EXERCISE OBJECTIVE: Go through the entries one line at a time, and gather every line that has the word "Finish".

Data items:
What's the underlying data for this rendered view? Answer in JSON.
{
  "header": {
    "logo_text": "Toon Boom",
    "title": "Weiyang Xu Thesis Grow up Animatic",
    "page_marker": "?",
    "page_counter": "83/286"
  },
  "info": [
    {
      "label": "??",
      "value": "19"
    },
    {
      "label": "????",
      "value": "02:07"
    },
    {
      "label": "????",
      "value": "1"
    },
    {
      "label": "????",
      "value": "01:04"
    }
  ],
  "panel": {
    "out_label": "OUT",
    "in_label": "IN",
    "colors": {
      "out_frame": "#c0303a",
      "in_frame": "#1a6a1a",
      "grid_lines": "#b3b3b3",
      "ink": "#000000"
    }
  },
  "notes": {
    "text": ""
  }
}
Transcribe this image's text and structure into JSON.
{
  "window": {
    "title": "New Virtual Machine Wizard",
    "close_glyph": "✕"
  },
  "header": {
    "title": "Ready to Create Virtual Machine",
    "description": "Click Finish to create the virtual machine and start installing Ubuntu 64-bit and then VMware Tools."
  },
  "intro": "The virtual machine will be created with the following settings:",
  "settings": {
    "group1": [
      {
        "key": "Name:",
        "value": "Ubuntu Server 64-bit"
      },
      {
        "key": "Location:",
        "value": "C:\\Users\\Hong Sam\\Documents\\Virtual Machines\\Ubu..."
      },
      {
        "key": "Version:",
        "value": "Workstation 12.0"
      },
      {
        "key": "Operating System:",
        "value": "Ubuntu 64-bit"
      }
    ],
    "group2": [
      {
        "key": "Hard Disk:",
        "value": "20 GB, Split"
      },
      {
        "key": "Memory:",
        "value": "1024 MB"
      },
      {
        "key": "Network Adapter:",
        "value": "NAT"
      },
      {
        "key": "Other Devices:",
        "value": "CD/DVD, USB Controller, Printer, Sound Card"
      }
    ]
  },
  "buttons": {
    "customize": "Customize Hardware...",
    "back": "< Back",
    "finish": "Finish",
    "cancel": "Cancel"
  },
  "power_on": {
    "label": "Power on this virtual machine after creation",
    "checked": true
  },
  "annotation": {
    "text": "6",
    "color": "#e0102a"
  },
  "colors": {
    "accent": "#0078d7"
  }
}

FULL ANSWER:
    "description": "Click Finish to create the virtual machine and start installing Ubuntu 64-bit and then VMware Tools."
    "finish": "Finish",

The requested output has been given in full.